**DOCUMENT PASSAGE**
+ + + + +

# Do you write well?



## myaskovsky2002 (Oct 3, 2010)

Just something funny to share... The importance of putting the comas the right place.

Read this, above.

How do you understand this?


----------



## Krummhorn (Feb 18, 2007)

It was photo-shopped ...

Tails Media, Inc posted this about that particular magazine cover.  The original did indeed have commas.


----------



## Manxfeeder (Oct 19, 2010)

As a court reporter, I'm obsessive about grammar; the wrong punctuation can alter a sentence's meaning. This may have been a doctored photo, but your point has been made very well.


----------



## Taneyev (Jan 19, 2009)

I write very well...in castellano, my mather language.


----------



## MaestroViolinist (May 22, 2012)

Lol, that's a good picture. :lol: 

I write well methinks. Well I try to anyway.


----------



## Huilunsoittaja (Apr 6, 2010)

+ + + + +

Check each statement against the thread on writing well, answering yes or no and quoting the words of the thread that settle it. 1. Krummhorn states that the original magazine cover had commas. 2. Manxfeeder calls the photo certainly genuine. 3. MaestroViolinist admits to only trying to write well. The entries that follow are taken from a separate source.

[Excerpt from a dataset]
+ + + + +

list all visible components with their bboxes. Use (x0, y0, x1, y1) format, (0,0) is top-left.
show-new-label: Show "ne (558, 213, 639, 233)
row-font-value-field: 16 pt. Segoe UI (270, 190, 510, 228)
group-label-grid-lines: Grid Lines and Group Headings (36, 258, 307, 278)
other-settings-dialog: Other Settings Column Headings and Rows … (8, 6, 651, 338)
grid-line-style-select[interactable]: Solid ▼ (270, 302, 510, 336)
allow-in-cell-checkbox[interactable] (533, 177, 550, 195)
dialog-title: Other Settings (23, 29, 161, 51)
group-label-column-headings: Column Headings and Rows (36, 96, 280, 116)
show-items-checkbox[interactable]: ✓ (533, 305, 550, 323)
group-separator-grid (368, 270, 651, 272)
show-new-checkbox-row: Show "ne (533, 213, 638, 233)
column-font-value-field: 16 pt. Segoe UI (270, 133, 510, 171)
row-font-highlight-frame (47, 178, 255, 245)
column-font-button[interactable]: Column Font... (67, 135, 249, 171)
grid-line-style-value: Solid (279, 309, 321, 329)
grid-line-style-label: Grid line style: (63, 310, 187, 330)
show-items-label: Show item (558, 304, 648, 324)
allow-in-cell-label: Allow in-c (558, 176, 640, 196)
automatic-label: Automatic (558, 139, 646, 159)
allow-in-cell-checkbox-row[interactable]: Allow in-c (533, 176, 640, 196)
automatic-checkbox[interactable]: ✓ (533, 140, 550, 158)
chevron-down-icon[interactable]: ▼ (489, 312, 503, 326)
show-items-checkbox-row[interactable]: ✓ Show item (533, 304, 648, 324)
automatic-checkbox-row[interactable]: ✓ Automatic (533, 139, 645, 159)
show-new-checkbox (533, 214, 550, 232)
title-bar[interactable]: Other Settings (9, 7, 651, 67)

+ + + + +

**THE OUTPUT**
1. Yes: "The original did indeed have commas."
2. No: "This may have been a doctored photo"
3. Yes: "Well I try to anyway."